Collected data entries

▶

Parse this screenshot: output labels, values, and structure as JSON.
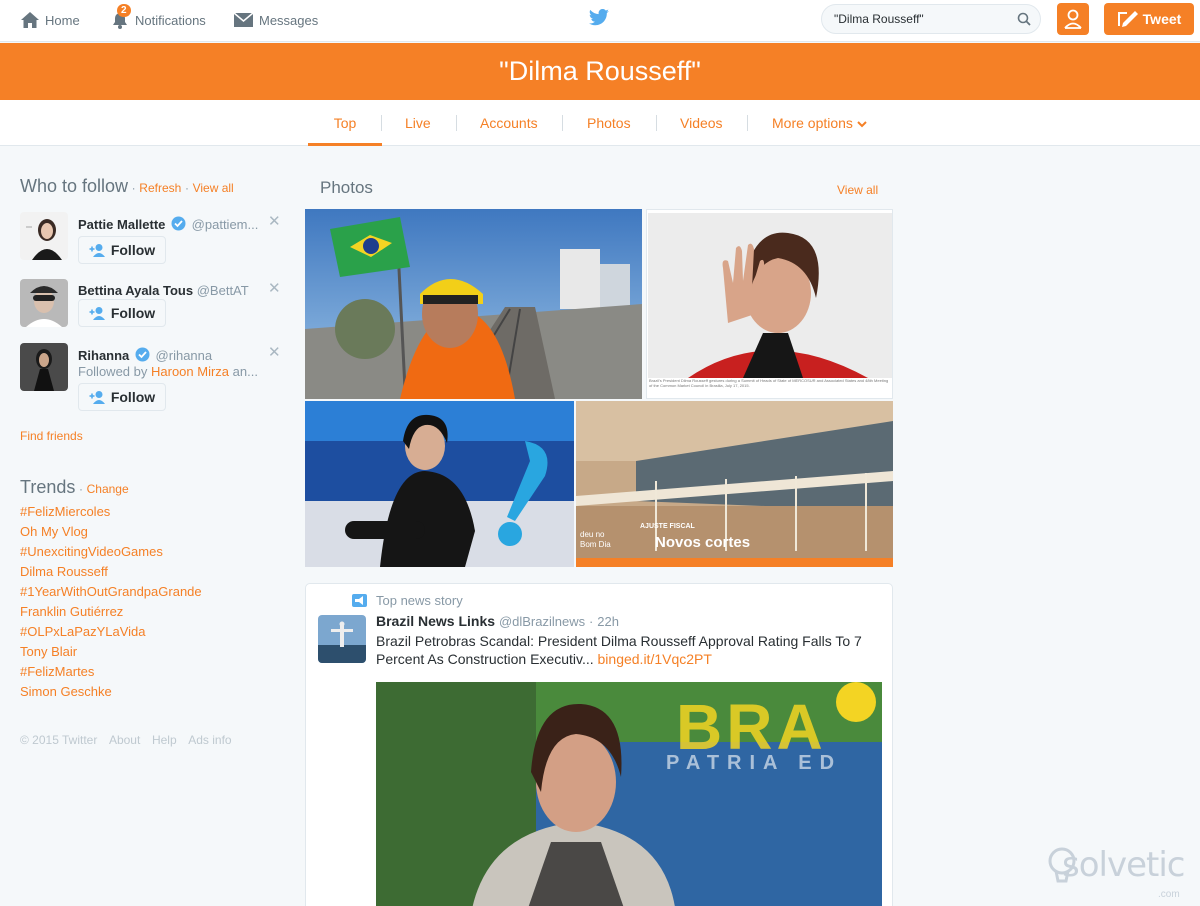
{
  "nav": {
    "home_label": "Home",
    "notifications_label": "Notifications",
    "notifications_count": "2",
    "messages_label": "Messages",
    "search_value": "\"Dilma Rousseff\"",
    "tweet_label": "Tweet"
  },
  "hero": {
    "title": "\"Dilma Rousseff\""
  },
  "tabs": [
    {
      "label": "Top"
    },
    {
      "label": "Live"
    },
    {
      "label": "Accounts"
    },
    {
      "label": "Photos"
    },
    {
      "label": "Videos"
    },
    {
      "label": "More options"
    }
  ],
  "who_to_follow": {
    "title": "Who to follow",
    "refresh": "Refresh",
    "view_all": "View all",
    "follow_label": "Follow",
    "users": [
      {
        "name": "Pattie Mallette",
        "handle": "@pattiem..."
      },
      {
        "name": "Bettina Ayala Tous",
        "handle": "@BettAT"
      },
      {
        "name": "Rihanna",
        "handle": "@rihanna",
        "followed_by_prefix": "Followed by",
        "followed_by_name": "Haroon Mirza",
        "followed_by_suffix": "an..."
      }
    ],
    "find_friends": "Find friends"
  },
  "trends": {
    "title": "Trends",
    "change": "Change",
    "items": [
      "#FelizMiercoles",
      "Oh My Vlog",
      "#UnexcitingVideoGames",
      "Dilma Rousseff",
      "#1YearWithOutGrandpaGrande",
      "Franklin Gutiérrez",
      "#OLPxLaPazYLaVida",
      "Tony Blair",
      "#FelizMartes",
      "Simon Geschke"
    ]
  },
  "footer": {
    "copyright": "© 2015 Twitter",
    "about": "About",
    "help": "Help",
    "ads": "Ads info"
  },
  "photos": {
    "title": "Photos",
    "view_all": "View all",
    "overlay_small": "deu no Bom Dia",
    "overlay_tag": "AJUSTE FISCAL",
    "overlay_title": "Novos cortes",
    "caption": "Brazil's President Dilma Rousseff gestures during a Summit of Heads of State of MERCOSUR and Associated States and 48th Meeting of the Common Market Council in Brasilia, July 17, 2015."
  },
  "top_story": {
    "label": "Top news story",
    "author": "Brazil News Links",
    "handle": "@dlBrazilnews",
    "time": "22h",
    "text": "Brazil Petrobras Scandal: President Dilma Rousseff Approval Rating Falls To 7 Percent As Construction Executiv...",
    "link": "binged.it/1Vqc2PT",
    "image_text": "BRA",
    "image_subtext": "PATRIA ED"
  },
  "watermark": {
    "main": "solvetic",
    "sub": ".com"
  },
  "colors": {
    "accent": "#f58026",
    "background": "#f5f8fa",
    "link_blue": "#55acee"
  }
}
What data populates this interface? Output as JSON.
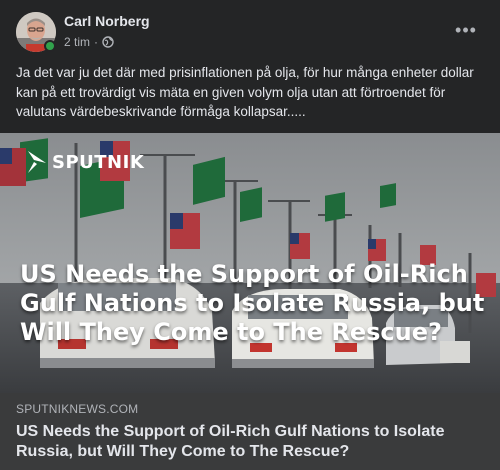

◀

Exercise goal:
Copy the whole of the material above exactly, but not its images.

Reply to the task:
Parse this screenshot: output labels, values, and structure as JSON.
{
  "nav": {
    "home_label": "Home",
    "notifications_label": "Notifications",
    "notifications_count": "2",
    "messages_label": "Messages",
    "search_value": "\"Dilma Rousseff\"",
    "tweet_label": "Tweet"
  },
  "hero": {
    "title": "\"Dilma Rousseff\""
  },
  "tabs": [
    {
      "label": "Top"
    },
    {
      "label": "Live"
    },
    {
      "label": "Accounts"
    },
    {
      "label": "Photos"
    },
    {
      "label": "Videos"
    },
    {
      "label": "More options"
    }
  ],
  "who_to_follow": {
    "title": "Who to follow",
    "refresh": "Refresh",
    "view_all": "View all",
    "follow_label": "Follow",
    "users": [
      {
        "name": "Pattie Mallette",
        "handle": "@pattiem..."
      },
      {
        "name": "Bettina Ayala Tous",
        "handle": "@BettAT"
      },
      {
        "name": "Rihanna",
        "handle": "@rihanna",
        "followed_by_prefix": "Followed by",
        "followed_by_name": "Haroon Mirza",
        "followed_by_suffix": "an..."
      }
    ],
    "find_friends": "Find friends"
  },
  "trends": {
    "title": "Trends",
    "change": "Change",
    "items": [
      "#FelizMiercoles",
      "Oh My Vlog",
      "#UnexcitingVideoGames",
      "Dilma Rousseff",
      "#1YearWithOutGrandpaGrande",
      "Franklin Gutiérrez",
      "#OLPxLaPazYLaVida",
      "Tony Blair",
      "#FelizMartes",
      "Simon Geschke"
    ]
  },
  "footer": {
    "copyright": "© 2015 Twitter",
    "about": "About",
    "help": "Help",
    "ads": "Ads info"
  },
  "photos": {
    "title": "Photos",
    "view_all": "View all",
    "overlay_small": "deu no Bom Dia",
    "overlay_tag": "AJUSTE FISCAL",
    "overlay_title": "Novos cortes",
    "caption": "Brazil's President Dilma Rousseff gestures during a Summit of Heads of State of MERCOSUR and Associated States and 48th Meeting of the Common Market Council in Brasilia, July 17, 2015."
  },
  "top_story": {
    "label": "Top news story",
    "author": "Brazil News Links",
    "handle": "@dlBrazilnews",
    "time": "22h",
    "text": "Brazil Petrobras Scandal: President Dilma Rousseff Approval Rating Falls To 7 Percent As Construction Executiv...",
    "link": "binged.it/1Vqc2PT",
    "image_text": "BRA",
    "image_subtext": "PATRIA ED"
  },
  "watermark": {
    "main": "solvetic",
    "sub": ".com"
  },
  "colors": {
    "accent": "#f58026",
    "background": "#f5f8fa",
    "link_blue": "#55acee"
  }
}
What data populates this interface? Output as JSON.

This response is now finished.